[Chart and figure data]
====================
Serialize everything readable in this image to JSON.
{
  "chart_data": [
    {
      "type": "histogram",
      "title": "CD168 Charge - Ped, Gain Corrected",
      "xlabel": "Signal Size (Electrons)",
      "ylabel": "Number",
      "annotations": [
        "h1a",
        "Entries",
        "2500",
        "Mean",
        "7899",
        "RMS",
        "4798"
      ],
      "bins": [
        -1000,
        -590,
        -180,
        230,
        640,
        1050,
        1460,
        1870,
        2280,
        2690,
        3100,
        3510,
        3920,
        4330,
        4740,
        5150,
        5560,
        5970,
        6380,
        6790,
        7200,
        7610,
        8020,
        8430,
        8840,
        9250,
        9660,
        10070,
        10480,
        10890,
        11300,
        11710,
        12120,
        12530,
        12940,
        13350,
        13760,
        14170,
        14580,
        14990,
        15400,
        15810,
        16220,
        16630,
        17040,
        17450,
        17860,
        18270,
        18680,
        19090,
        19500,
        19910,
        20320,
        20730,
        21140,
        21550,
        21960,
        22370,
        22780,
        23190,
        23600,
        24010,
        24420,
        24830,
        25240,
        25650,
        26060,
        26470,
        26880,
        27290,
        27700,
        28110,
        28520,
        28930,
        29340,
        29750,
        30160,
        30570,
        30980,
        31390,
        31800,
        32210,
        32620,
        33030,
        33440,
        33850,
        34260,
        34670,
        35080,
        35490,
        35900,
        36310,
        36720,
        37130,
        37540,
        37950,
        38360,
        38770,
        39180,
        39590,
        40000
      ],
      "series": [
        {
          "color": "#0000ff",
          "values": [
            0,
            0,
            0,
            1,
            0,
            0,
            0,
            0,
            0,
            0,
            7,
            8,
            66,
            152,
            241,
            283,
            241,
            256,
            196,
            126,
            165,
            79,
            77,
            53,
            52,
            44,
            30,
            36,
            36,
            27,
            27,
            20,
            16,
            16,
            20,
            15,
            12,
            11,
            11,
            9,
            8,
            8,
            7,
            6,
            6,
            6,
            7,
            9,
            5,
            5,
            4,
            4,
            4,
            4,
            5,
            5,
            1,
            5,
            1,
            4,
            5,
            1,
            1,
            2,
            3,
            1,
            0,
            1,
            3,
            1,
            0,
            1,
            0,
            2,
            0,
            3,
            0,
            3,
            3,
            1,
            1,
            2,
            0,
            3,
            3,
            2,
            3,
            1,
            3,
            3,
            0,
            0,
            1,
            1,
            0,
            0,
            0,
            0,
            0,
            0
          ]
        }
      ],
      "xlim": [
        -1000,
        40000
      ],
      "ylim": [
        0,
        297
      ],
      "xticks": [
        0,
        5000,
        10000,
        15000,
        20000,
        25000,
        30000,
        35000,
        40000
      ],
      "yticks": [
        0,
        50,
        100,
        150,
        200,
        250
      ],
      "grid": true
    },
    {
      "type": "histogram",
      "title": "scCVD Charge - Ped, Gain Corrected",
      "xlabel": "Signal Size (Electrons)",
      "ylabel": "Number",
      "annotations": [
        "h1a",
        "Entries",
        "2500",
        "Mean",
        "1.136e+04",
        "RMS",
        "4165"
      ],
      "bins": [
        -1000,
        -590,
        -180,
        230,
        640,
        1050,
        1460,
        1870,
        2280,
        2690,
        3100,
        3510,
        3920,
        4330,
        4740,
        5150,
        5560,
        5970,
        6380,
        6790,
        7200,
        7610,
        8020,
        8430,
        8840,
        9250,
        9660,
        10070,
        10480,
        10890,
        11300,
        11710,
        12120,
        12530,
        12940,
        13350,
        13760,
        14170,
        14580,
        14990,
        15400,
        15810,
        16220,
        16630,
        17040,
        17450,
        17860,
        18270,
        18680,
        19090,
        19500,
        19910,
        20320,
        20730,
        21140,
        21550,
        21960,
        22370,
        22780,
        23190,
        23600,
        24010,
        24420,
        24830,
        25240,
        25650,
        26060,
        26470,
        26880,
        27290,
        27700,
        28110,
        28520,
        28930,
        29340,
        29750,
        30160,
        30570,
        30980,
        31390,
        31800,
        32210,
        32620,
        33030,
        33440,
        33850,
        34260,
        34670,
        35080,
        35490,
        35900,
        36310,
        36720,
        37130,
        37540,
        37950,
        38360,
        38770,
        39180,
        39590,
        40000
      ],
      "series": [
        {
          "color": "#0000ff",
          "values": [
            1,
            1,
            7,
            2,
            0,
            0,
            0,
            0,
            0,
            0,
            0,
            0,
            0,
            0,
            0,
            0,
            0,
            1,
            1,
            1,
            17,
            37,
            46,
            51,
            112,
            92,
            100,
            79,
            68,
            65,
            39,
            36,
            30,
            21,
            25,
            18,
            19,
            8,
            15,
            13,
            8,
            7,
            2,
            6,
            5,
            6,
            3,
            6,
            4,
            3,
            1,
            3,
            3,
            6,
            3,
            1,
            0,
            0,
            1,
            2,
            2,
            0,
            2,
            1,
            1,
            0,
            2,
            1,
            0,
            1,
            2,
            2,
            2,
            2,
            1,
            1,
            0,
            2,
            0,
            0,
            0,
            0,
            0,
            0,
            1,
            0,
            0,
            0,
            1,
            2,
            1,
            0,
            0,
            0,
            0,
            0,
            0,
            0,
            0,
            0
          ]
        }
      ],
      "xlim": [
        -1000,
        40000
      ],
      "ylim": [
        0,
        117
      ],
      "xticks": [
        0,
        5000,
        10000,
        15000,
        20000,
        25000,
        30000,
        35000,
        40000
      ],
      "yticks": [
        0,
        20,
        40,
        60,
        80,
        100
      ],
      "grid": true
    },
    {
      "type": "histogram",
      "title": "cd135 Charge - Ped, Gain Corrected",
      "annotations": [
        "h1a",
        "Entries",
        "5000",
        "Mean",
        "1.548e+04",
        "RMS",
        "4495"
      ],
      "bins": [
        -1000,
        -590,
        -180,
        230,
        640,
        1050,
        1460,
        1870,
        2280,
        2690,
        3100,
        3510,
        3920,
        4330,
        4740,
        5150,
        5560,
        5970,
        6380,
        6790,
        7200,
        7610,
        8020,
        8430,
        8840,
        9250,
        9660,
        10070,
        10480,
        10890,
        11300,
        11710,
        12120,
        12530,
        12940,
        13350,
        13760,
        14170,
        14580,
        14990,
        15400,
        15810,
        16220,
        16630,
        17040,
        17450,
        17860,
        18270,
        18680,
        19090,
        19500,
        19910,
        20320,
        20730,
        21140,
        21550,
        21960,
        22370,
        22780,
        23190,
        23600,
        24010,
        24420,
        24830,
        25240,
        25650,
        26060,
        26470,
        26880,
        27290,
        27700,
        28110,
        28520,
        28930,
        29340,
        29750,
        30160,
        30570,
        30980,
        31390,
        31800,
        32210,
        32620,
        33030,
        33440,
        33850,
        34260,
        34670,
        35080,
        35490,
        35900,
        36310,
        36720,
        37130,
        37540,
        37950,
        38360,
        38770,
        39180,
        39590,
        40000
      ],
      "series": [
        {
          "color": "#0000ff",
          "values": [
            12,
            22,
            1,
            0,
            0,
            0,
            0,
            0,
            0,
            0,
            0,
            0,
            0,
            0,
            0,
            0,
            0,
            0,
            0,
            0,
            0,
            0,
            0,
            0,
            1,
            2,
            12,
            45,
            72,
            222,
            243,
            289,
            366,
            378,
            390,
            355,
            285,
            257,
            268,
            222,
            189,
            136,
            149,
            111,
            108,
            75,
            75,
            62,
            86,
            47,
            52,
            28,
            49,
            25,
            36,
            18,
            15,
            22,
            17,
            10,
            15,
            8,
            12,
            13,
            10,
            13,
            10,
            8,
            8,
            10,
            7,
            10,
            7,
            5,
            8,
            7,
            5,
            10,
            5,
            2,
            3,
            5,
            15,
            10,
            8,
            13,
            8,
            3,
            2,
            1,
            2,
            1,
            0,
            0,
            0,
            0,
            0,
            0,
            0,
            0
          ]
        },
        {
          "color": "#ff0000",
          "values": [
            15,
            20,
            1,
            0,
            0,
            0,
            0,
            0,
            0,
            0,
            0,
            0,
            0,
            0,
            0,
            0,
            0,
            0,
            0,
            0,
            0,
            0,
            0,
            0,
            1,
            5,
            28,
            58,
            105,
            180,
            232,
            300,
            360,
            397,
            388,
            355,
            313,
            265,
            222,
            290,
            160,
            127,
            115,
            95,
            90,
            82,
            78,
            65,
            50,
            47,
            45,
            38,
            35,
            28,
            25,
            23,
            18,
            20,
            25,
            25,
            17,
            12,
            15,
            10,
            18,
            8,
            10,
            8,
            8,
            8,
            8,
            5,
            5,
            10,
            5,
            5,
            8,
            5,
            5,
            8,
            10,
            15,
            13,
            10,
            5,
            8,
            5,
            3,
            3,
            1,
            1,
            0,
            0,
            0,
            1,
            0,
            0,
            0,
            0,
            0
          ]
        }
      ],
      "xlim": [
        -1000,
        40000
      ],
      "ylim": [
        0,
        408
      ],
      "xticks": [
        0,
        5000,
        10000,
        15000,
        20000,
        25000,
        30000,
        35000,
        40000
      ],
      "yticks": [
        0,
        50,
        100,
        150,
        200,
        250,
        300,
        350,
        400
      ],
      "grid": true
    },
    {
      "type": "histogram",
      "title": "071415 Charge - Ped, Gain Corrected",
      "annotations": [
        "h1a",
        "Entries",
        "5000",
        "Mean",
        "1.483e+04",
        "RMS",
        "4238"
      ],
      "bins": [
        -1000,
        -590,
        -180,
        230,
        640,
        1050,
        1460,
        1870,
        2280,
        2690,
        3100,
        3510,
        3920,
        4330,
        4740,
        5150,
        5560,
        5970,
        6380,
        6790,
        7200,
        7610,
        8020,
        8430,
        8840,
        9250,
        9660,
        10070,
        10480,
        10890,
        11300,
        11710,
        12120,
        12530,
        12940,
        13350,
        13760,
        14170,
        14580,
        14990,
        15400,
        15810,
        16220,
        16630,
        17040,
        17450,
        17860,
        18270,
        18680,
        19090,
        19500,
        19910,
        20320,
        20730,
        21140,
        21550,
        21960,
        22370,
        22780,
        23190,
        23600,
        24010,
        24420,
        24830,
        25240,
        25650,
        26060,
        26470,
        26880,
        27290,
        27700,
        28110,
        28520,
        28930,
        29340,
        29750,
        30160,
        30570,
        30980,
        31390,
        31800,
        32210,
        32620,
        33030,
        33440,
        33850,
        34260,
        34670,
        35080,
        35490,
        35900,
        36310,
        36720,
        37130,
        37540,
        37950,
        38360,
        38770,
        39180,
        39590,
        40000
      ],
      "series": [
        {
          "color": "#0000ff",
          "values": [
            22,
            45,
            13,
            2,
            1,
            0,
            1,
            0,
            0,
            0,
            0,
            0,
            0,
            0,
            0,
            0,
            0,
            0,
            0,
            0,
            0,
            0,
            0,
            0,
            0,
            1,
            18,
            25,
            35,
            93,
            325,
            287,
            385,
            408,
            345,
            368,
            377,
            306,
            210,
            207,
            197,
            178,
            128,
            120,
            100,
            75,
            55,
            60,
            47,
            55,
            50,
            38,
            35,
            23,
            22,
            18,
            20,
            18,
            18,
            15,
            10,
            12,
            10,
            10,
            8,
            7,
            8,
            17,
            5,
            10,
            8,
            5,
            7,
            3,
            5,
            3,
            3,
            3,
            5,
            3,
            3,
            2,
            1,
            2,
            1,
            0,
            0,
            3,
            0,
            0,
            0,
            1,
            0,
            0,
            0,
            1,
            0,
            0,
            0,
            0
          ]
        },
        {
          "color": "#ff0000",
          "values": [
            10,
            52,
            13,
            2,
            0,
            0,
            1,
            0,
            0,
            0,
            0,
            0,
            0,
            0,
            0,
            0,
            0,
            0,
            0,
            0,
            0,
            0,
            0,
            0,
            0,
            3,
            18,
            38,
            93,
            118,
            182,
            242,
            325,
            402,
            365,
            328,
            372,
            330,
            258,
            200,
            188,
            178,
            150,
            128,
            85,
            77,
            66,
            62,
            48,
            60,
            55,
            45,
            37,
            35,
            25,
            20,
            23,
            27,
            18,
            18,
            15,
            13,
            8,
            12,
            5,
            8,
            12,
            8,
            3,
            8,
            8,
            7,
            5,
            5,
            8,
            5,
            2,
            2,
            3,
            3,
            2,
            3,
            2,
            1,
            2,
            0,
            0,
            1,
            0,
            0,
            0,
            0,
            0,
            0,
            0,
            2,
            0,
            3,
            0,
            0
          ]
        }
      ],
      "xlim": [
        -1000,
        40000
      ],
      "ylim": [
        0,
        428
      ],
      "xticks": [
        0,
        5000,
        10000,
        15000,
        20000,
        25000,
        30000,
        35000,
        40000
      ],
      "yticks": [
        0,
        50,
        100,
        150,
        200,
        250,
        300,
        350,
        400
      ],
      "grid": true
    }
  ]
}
====================
OBJECTIVE:
Filter the records down to the lines that contain the string "title", and copy those lines.

ANSWER TO THIS PROBLEM:
      "title": "CD168 Charge - Ped, Gain Corrected",
      "title": "scCVD Charge - Ped, Gain Corrected",
      "title": "cd135 Charge - Ped, Gain Corrected",
      "title": "071415 Charge - Ped, Gain Corrected",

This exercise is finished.